--- START OF GIVEN INFORMATION ---

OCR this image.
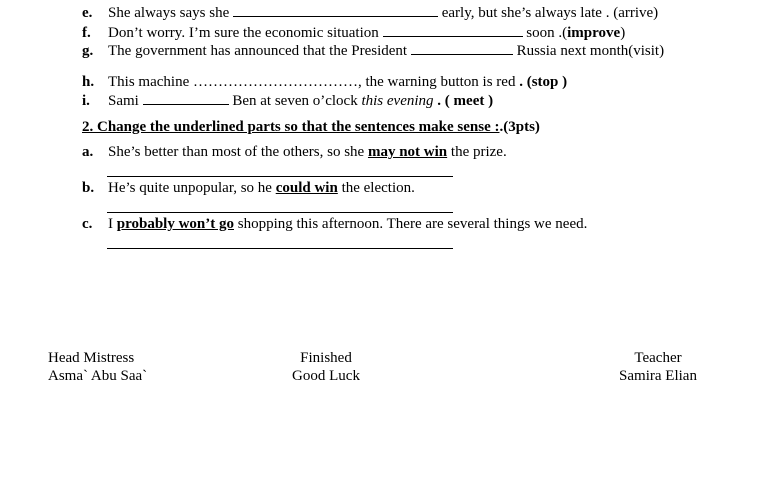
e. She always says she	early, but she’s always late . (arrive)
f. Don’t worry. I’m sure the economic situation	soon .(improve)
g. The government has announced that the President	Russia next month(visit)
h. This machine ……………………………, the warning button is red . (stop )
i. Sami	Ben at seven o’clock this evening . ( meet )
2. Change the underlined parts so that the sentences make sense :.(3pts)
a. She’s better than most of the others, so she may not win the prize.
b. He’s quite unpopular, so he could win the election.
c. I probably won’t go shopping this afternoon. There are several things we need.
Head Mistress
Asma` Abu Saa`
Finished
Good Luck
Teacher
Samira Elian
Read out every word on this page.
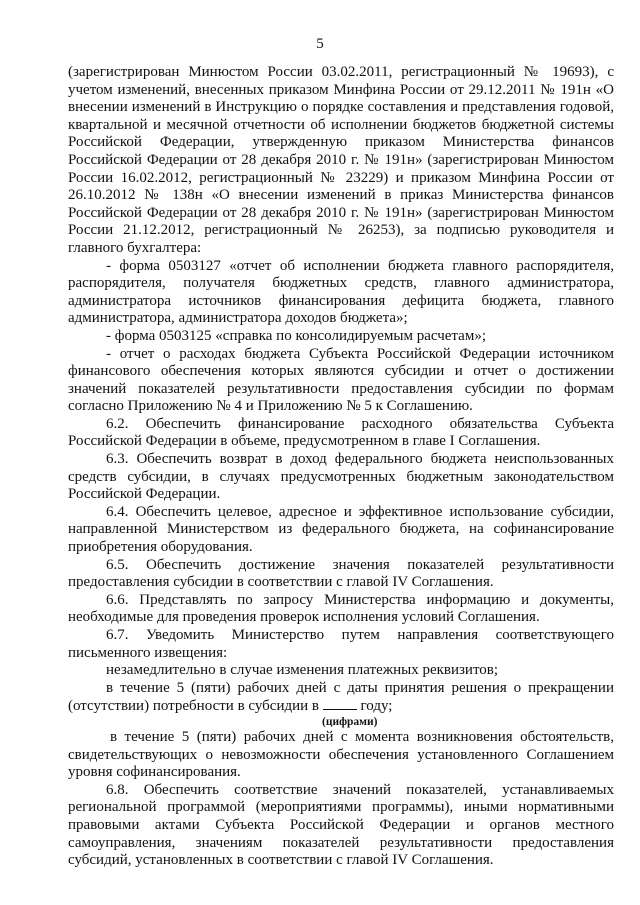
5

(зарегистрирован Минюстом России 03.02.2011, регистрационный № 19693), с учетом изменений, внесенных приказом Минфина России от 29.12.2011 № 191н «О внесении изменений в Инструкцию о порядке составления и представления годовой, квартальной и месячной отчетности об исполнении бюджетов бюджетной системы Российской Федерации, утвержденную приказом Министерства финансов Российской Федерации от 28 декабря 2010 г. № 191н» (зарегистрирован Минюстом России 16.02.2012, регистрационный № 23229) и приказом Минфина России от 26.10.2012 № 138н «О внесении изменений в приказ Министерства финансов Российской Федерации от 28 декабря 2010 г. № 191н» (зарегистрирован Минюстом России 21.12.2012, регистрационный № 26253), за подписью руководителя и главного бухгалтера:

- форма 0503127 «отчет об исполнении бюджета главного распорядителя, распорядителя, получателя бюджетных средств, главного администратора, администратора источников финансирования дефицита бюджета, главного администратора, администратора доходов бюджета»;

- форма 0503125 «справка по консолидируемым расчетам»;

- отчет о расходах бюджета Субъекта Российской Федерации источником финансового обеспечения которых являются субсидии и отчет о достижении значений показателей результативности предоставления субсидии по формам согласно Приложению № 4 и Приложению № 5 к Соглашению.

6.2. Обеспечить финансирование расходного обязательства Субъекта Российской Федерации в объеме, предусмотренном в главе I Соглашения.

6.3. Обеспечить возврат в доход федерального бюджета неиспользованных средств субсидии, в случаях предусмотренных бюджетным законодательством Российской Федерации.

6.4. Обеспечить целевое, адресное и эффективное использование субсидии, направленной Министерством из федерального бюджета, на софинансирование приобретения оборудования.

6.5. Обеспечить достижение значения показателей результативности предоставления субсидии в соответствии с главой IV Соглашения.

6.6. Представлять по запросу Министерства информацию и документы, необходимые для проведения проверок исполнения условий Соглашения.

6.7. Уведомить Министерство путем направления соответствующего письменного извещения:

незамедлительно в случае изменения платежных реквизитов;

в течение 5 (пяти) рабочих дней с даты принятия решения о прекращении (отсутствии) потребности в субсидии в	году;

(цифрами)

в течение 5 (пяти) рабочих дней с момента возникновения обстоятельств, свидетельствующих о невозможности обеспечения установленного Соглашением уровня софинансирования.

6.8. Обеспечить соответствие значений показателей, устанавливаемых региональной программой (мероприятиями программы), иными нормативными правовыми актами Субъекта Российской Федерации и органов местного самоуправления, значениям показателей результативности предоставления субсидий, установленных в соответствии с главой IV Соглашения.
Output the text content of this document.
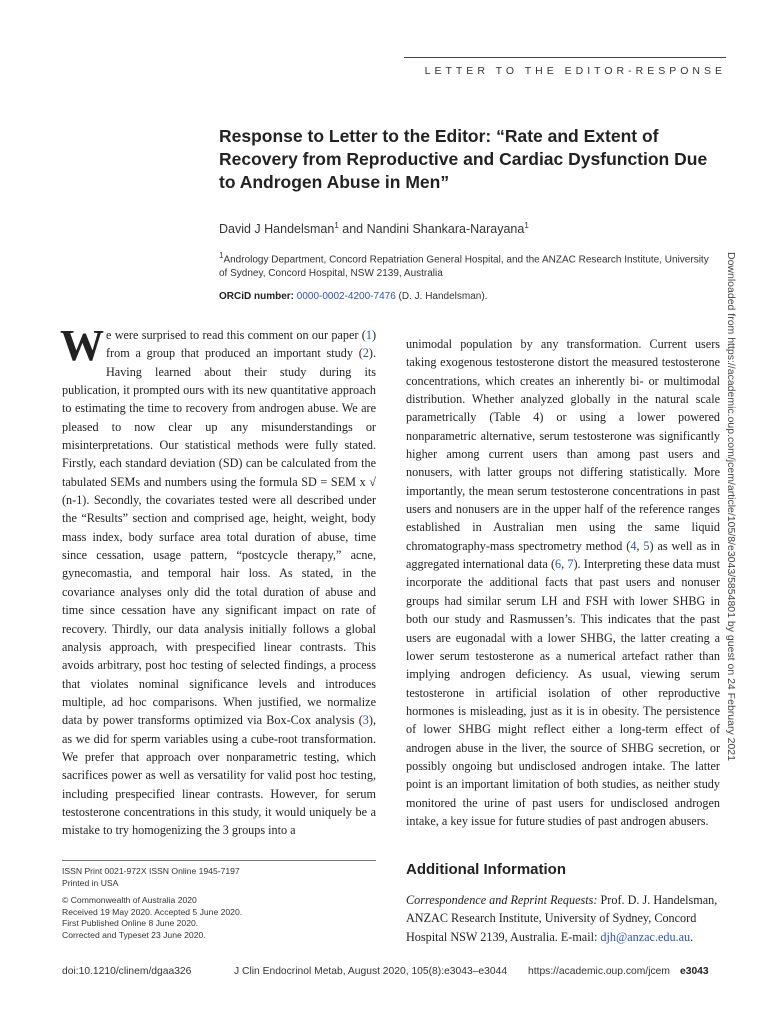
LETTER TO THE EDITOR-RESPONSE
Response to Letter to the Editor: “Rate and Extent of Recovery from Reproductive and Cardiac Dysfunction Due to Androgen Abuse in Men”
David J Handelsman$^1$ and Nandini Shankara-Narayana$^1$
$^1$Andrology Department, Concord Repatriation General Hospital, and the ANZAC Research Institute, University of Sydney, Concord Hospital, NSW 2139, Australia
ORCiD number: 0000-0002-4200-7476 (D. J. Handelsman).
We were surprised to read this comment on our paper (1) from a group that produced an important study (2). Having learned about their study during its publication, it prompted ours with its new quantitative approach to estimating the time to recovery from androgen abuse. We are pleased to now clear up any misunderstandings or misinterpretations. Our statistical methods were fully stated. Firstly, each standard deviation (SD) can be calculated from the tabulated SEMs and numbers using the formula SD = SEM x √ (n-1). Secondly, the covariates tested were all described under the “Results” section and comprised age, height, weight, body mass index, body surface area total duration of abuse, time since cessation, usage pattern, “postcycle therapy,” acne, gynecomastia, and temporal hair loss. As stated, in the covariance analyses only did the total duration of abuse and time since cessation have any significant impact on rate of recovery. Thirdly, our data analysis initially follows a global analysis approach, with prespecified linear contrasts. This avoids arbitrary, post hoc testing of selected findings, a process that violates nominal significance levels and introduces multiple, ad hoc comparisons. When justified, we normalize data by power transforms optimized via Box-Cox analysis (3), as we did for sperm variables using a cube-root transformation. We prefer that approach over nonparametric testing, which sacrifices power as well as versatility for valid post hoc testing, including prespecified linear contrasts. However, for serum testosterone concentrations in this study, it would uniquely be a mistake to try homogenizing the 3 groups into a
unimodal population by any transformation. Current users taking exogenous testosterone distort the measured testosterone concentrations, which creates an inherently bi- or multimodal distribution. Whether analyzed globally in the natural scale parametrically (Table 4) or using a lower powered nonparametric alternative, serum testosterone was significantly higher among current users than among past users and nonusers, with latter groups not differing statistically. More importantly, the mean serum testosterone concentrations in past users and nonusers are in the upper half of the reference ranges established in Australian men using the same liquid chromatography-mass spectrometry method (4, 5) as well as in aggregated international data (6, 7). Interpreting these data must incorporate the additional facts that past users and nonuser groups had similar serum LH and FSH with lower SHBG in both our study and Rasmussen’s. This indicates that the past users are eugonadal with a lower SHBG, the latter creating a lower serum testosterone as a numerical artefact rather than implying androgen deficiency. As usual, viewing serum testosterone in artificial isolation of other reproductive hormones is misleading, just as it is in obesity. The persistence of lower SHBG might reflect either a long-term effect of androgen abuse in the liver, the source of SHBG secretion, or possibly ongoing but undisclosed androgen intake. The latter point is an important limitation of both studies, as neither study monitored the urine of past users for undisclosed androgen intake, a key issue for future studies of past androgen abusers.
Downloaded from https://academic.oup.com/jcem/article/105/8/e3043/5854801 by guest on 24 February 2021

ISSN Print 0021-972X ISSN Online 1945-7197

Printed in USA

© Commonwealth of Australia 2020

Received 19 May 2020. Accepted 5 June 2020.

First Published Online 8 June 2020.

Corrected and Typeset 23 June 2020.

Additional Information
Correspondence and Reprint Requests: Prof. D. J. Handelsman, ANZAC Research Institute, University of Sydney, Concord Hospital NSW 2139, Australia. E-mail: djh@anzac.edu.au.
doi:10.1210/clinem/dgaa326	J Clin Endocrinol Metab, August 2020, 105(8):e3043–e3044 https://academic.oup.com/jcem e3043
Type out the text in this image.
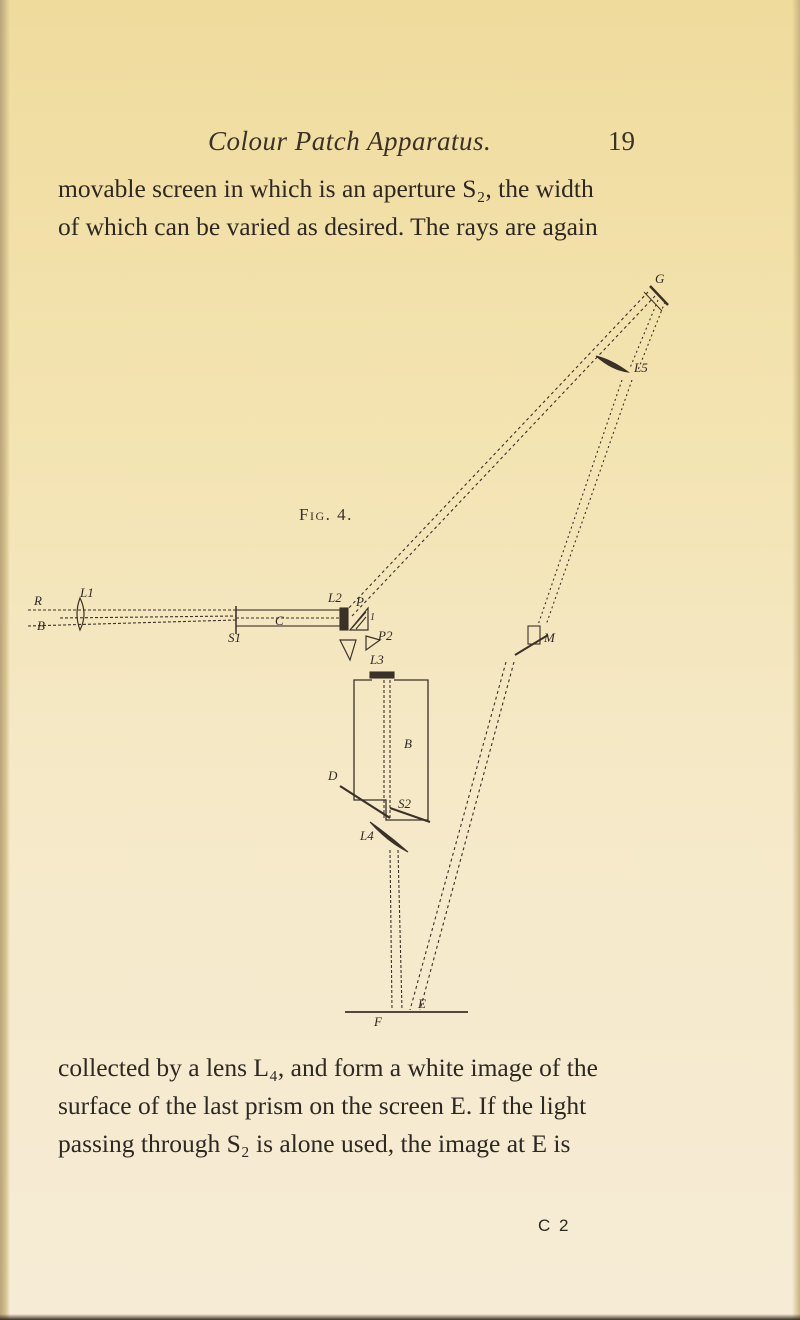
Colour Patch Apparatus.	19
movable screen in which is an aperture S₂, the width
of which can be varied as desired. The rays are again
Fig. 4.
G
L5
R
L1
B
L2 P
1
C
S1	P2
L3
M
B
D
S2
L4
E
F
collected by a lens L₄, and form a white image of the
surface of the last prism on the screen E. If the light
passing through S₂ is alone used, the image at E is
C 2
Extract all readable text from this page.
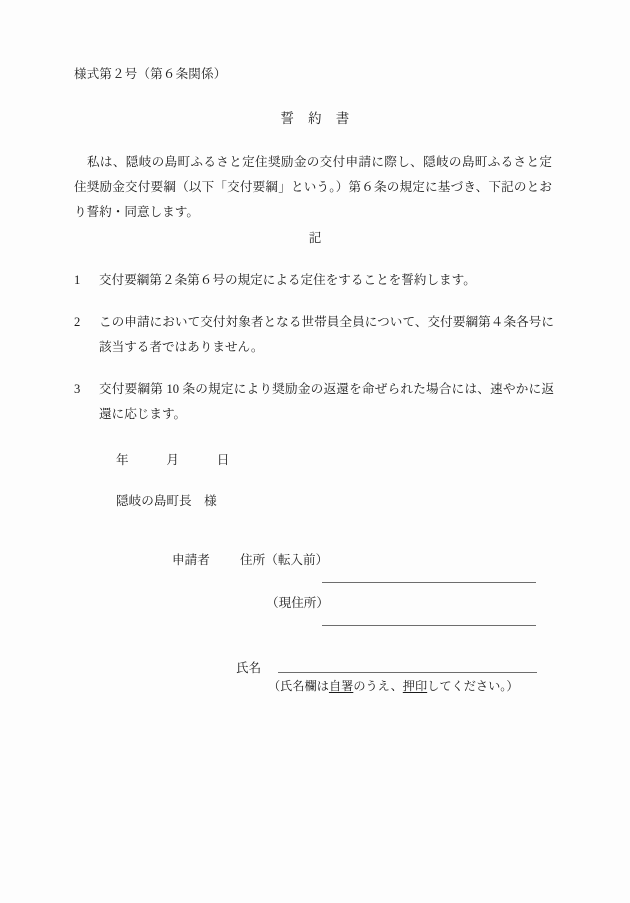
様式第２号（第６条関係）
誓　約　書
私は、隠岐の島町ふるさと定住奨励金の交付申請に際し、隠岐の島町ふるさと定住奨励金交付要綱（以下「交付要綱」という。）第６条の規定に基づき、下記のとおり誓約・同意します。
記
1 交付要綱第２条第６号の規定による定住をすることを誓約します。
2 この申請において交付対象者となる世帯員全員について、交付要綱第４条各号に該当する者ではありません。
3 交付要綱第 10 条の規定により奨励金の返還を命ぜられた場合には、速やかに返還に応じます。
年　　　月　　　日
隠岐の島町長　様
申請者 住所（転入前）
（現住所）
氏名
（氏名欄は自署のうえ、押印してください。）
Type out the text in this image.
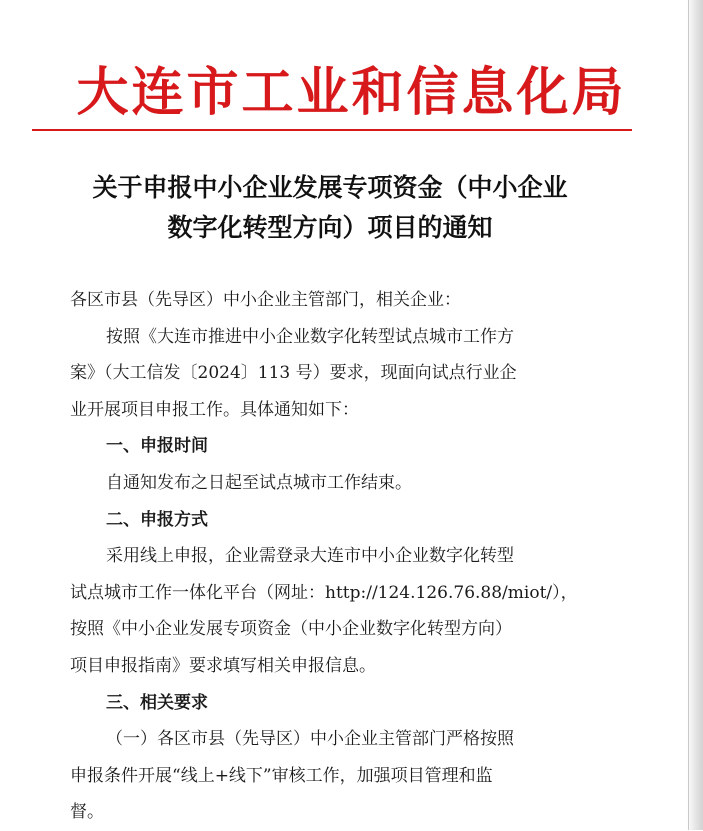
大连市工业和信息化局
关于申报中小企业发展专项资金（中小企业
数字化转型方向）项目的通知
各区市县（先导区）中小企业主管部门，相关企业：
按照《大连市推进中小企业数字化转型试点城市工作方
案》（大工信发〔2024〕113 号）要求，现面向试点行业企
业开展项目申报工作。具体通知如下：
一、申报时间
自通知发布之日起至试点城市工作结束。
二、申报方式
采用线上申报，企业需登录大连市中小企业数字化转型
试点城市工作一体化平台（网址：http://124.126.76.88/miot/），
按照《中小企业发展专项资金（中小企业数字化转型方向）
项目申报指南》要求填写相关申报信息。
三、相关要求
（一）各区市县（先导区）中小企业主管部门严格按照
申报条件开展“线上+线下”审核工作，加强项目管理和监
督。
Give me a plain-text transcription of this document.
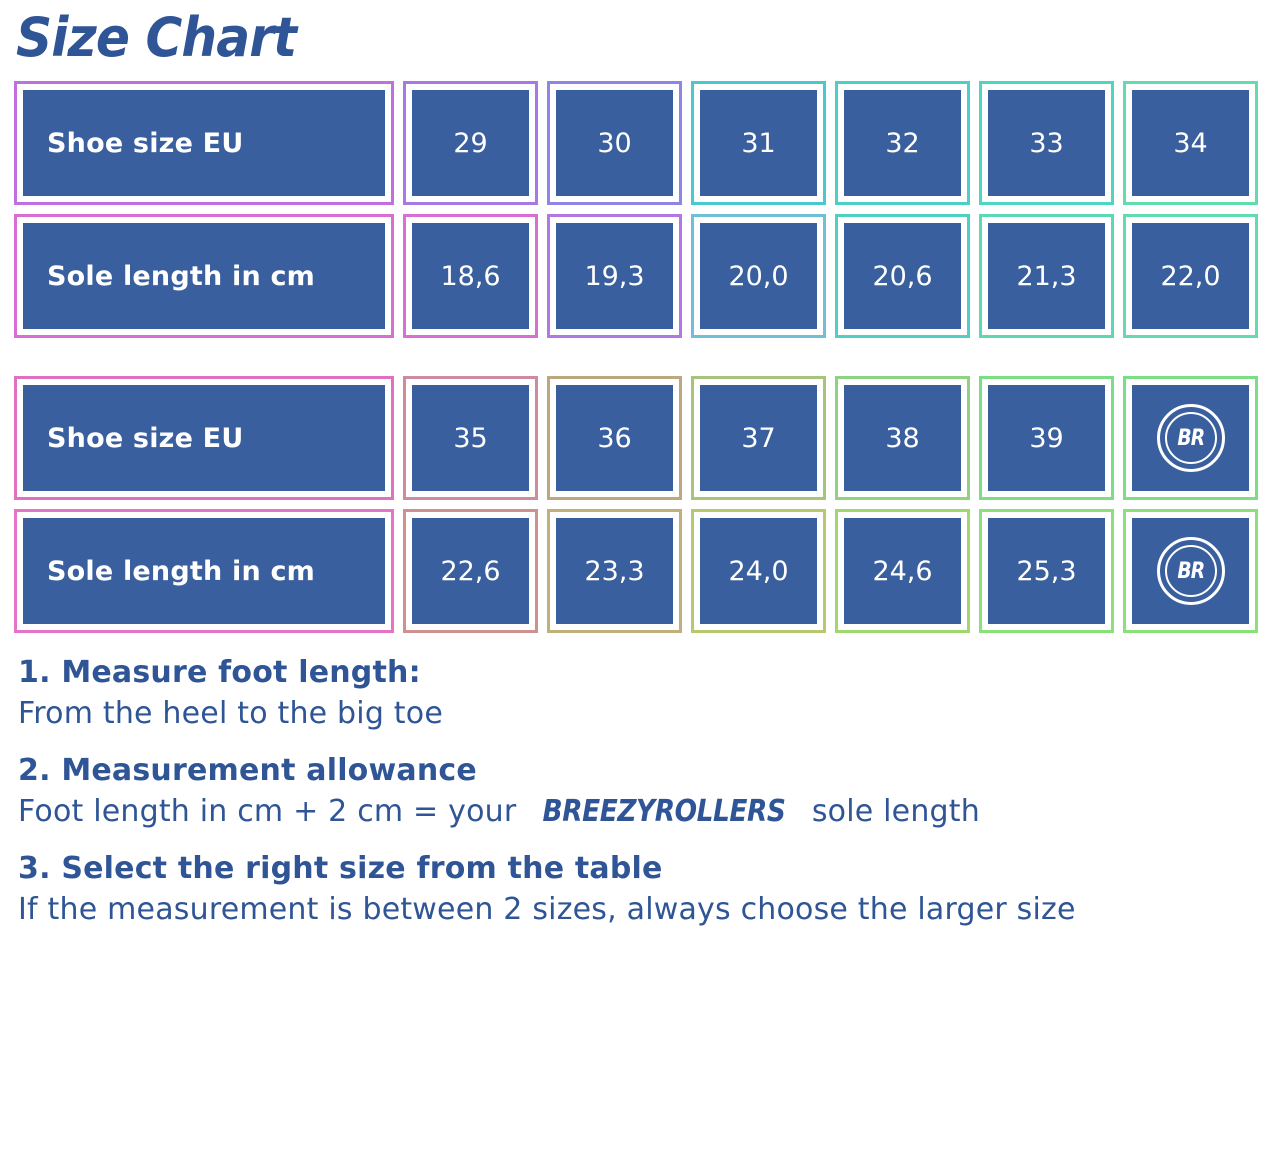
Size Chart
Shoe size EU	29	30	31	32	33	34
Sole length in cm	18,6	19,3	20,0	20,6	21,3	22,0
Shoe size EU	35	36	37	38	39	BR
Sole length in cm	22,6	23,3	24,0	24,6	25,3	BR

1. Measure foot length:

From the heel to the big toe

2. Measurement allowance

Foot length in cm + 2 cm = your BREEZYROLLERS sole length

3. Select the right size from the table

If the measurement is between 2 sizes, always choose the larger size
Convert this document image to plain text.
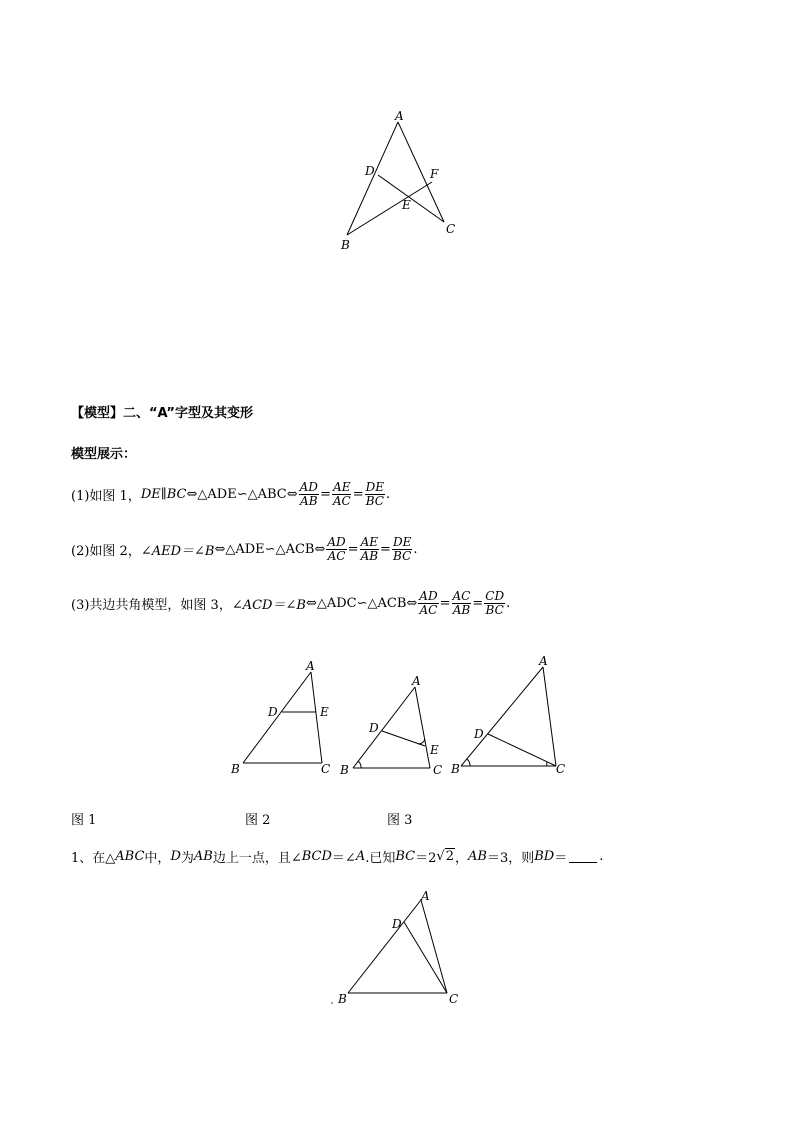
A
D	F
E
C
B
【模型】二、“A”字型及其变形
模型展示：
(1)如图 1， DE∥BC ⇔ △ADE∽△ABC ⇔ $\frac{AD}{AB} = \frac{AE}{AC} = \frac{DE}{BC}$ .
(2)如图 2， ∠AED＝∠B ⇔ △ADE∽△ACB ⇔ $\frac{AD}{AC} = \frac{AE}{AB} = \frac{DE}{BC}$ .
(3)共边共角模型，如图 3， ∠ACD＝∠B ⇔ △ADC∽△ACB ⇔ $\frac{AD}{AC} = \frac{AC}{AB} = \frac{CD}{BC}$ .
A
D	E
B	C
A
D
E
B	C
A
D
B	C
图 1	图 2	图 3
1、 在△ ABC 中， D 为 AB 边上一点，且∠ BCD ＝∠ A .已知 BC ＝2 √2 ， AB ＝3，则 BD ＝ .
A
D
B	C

--- END OF GIVEN INFORMATION ---

TASK BRIEF: Copy out every line with the word "Shoe".

EXERCISE ANSWER:
Shoe size EU	29	30	31	32	33	34
Shoe size EU	35	36	37	38	39	BR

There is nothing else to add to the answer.